> [Problem requirements]: Return all lines in the material below that contain "family".

> [Dataset extract]:
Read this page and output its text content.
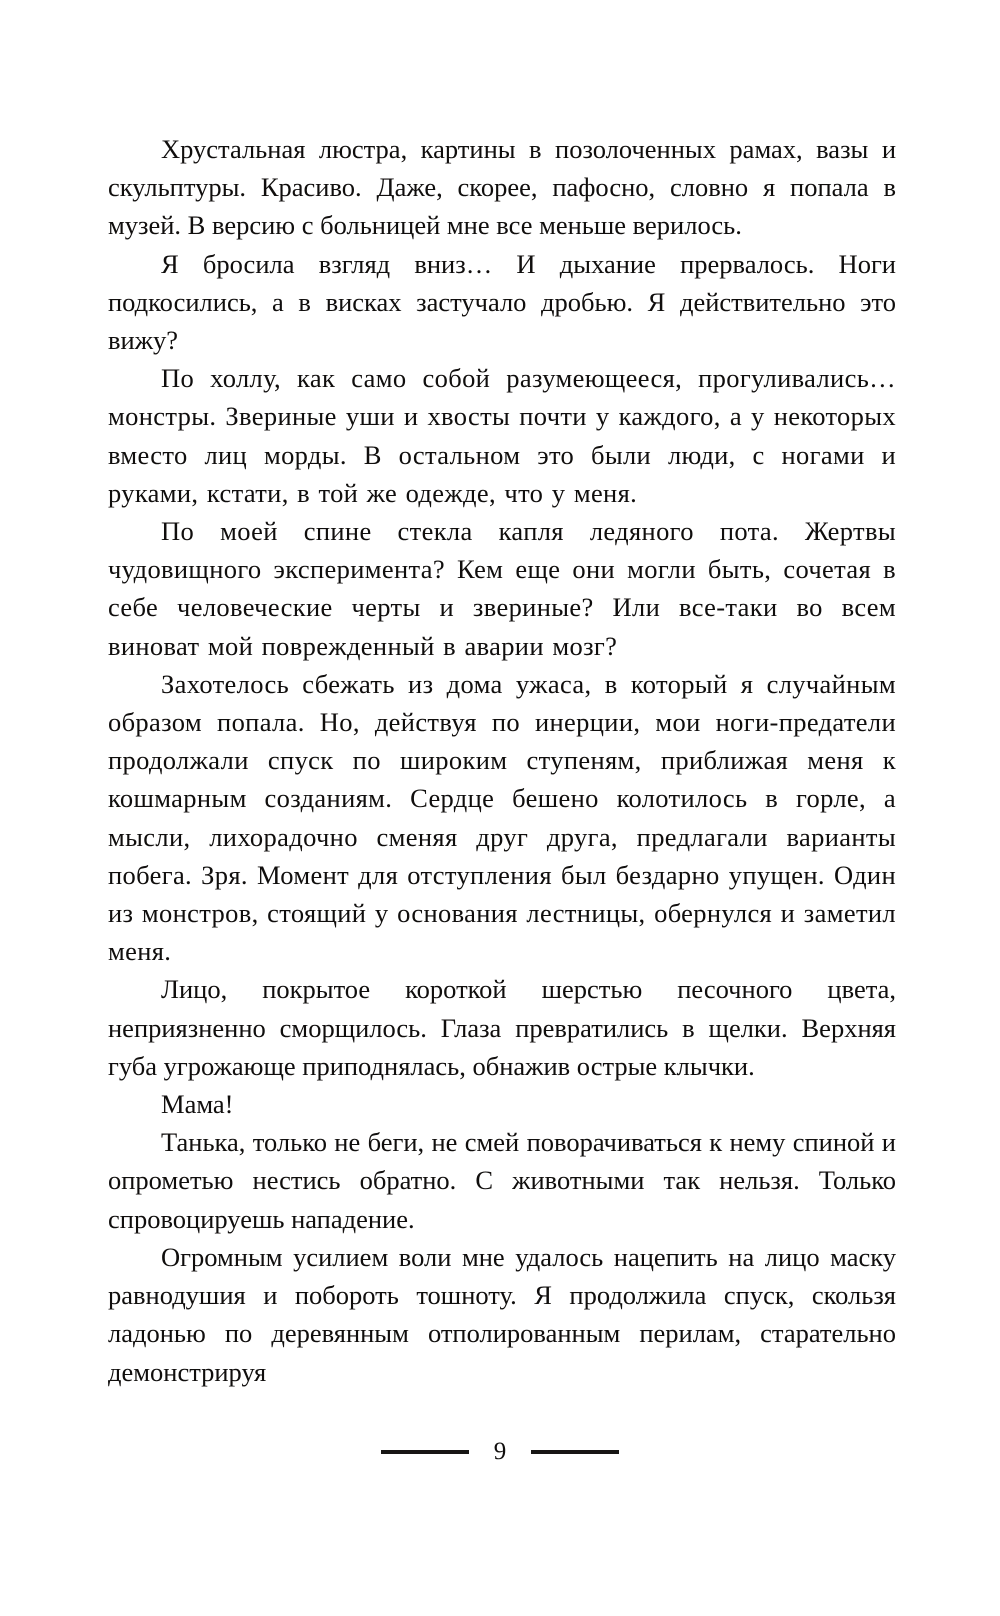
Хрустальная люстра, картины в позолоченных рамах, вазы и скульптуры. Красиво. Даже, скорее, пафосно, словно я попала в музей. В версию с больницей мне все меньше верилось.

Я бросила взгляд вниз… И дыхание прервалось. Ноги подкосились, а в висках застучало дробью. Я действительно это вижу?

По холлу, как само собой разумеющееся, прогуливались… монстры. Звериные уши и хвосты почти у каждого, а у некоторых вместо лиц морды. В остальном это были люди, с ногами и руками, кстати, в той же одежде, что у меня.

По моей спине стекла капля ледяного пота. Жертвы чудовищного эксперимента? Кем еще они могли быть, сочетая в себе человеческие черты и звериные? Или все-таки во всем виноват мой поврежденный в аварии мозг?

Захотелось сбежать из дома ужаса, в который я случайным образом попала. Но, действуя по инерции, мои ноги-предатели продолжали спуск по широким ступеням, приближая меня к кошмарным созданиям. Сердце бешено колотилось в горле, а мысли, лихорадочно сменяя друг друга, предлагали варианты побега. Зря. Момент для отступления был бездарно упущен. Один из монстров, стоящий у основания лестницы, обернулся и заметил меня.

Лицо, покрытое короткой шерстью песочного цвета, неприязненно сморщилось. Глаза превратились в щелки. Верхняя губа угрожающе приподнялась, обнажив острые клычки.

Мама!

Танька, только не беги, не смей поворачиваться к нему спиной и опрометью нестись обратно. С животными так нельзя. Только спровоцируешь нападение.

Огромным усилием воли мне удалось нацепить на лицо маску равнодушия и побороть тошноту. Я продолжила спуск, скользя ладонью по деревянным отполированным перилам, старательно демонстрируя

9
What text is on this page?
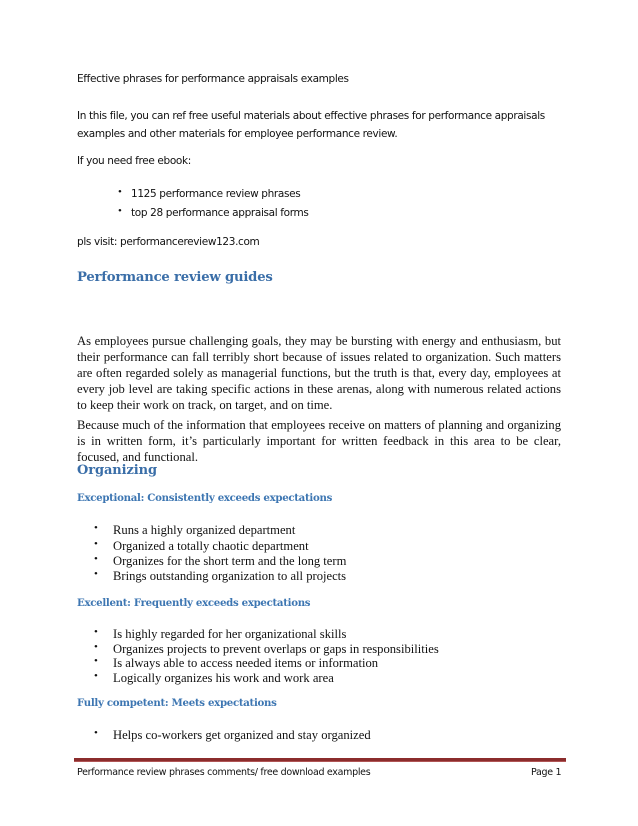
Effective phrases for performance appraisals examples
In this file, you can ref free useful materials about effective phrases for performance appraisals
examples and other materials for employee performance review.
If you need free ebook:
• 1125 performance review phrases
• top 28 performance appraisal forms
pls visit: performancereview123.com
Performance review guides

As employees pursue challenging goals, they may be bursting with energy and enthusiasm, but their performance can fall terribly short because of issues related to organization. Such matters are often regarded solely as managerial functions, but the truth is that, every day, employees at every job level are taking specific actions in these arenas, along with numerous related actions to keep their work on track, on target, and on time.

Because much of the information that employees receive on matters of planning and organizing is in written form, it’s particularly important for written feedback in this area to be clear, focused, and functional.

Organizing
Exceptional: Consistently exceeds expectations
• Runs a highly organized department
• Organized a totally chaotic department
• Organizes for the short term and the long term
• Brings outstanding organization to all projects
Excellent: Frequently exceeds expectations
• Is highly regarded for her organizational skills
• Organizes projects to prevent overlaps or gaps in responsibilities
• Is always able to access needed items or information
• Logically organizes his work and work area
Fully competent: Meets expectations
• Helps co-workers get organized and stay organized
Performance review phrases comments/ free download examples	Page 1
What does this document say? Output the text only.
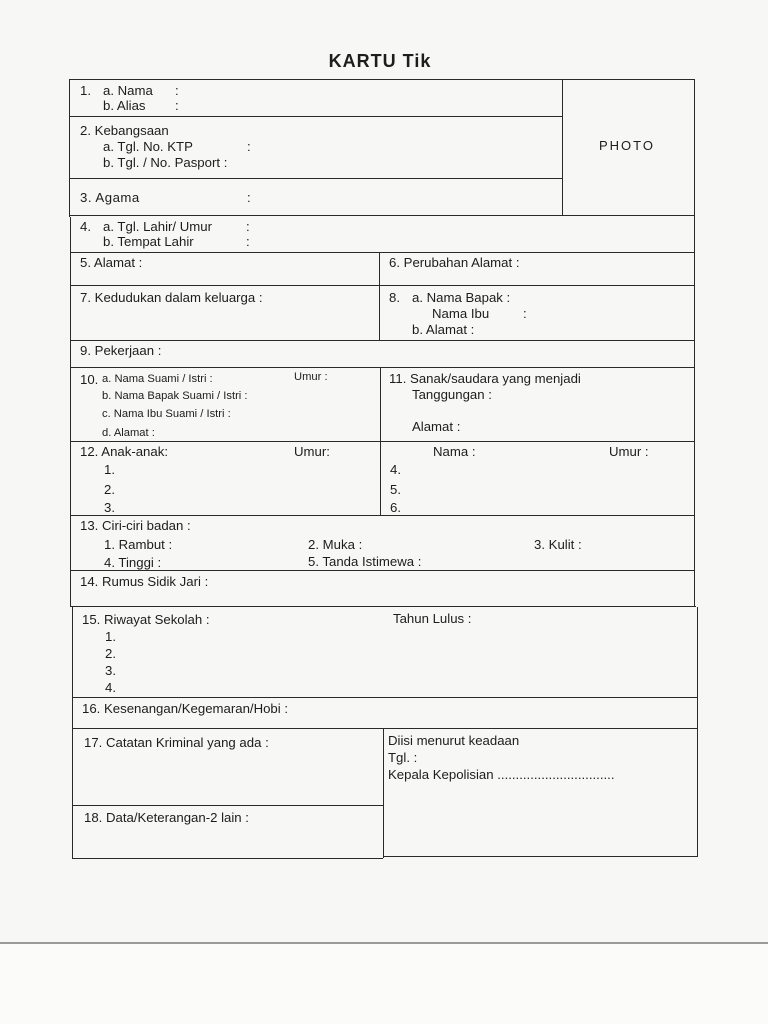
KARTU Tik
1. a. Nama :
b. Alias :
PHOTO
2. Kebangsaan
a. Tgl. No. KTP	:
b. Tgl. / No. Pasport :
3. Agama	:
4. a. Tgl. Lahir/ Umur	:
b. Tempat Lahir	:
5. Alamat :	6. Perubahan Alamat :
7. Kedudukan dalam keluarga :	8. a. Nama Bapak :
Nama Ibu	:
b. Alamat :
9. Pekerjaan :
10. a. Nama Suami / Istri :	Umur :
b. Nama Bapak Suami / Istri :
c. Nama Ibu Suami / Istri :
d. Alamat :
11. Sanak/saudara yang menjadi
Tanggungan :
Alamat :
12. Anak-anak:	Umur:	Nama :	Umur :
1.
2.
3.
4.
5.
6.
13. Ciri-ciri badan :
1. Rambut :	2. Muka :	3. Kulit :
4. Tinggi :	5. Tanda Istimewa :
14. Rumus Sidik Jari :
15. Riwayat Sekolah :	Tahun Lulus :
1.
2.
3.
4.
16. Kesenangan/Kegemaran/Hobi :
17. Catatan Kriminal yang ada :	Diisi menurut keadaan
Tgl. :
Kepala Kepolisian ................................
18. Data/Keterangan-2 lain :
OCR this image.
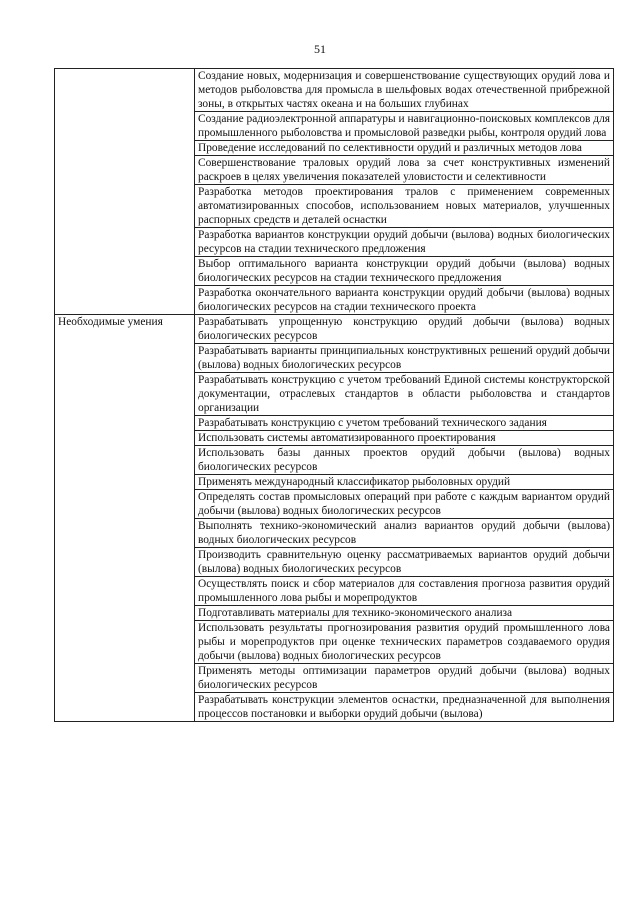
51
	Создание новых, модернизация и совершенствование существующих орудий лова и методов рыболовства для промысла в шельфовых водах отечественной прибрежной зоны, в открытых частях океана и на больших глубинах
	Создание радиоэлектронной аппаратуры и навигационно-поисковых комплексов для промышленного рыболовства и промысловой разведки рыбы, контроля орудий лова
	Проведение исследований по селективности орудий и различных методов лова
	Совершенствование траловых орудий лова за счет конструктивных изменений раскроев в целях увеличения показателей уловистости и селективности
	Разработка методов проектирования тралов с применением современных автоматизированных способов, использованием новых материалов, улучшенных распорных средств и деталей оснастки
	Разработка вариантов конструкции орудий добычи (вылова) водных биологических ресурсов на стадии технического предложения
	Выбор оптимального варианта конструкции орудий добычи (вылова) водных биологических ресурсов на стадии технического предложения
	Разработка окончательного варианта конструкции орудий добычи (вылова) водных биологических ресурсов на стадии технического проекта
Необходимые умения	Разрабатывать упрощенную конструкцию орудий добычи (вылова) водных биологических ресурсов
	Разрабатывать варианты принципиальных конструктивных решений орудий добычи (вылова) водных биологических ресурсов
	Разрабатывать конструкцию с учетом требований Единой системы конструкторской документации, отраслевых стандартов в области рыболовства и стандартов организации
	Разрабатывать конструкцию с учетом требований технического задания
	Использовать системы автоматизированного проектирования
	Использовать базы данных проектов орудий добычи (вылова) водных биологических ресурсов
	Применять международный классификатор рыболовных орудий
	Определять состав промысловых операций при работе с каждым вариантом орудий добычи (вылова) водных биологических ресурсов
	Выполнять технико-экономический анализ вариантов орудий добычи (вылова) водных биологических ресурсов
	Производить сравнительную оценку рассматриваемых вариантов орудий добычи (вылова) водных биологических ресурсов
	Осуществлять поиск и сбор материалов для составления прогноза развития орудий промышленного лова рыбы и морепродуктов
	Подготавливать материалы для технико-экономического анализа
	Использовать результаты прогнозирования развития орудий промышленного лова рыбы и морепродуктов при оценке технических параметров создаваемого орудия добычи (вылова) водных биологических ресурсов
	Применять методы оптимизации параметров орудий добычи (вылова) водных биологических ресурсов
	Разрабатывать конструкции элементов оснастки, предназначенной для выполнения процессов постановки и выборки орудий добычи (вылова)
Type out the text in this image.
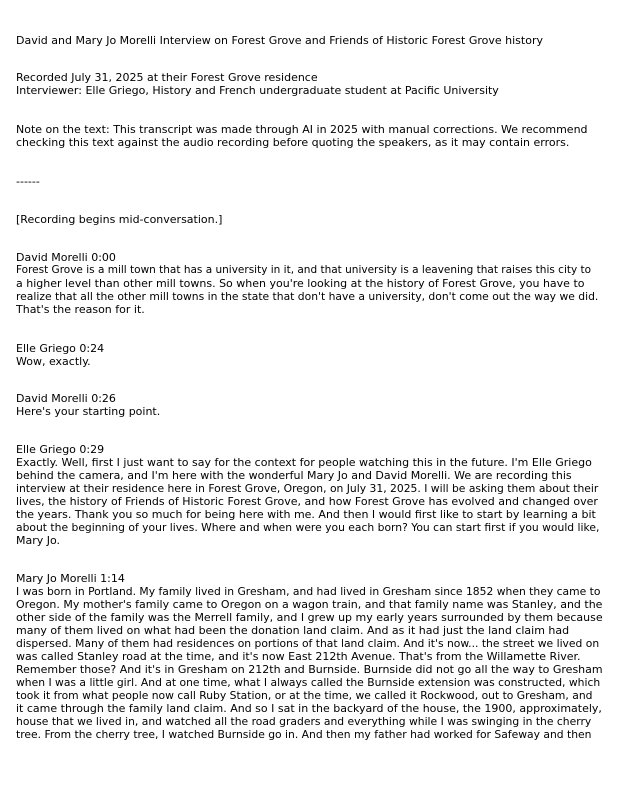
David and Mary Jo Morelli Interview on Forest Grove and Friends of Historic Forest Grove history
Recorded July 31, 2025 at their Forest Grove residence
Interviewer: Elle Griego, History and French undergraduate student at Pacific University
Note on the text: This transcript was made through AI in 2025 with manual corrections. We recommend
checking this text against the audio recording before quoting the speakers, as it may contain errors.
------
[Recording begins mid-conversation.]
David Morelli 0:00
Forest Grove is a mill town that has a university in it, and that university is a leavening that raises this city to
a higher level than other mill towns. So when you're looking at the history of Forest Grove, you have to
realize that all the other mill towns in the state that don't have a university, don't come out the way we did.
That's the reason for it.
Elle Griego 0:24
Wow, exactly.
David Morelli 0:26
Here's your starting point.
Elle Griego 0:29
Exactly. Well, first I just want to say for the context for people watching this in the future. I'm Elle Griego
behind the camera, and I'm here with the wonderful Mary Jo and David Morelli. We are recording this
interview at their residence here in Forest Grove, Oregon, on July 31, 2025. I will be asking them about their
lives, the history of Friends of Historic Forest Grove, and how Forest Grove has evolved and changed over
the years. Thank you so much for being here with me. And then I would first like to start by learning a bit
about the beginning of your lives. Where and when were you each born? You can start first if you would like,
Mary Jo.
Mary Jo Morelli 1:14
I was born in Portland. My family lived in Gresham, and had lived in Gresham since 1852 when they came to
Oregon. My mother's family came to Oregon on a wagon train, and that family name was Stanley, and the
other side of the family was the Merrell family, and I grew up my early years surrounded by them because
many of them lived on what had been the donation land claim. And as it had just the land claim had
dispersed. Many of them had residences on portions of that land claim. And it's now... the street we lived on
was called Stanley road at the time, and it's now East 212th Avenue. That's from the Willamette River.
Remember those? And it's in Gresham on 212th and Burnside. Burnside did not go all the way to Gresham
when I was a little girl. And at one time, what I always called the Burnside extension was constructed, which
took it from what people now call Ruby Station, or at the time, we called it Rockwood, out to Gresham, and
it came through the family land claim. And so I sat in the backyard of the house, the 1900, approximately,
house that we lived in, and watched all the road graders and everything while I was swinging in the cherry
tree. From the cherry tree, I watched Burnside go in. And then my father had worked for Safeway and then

> [Final result]:
I was born in Portland. My family lived in Gresham, and had lived in Gresham since 1852 when they came to
Oregon. My mother's family came to Oregon on a wagon train, and that family name was Stanley, and the
other side of the family was the Merrell family, and I grew up my early years surrounded by them because
it came through the family land claim. And so I sat in the backyard of the house, the 1900, approximately,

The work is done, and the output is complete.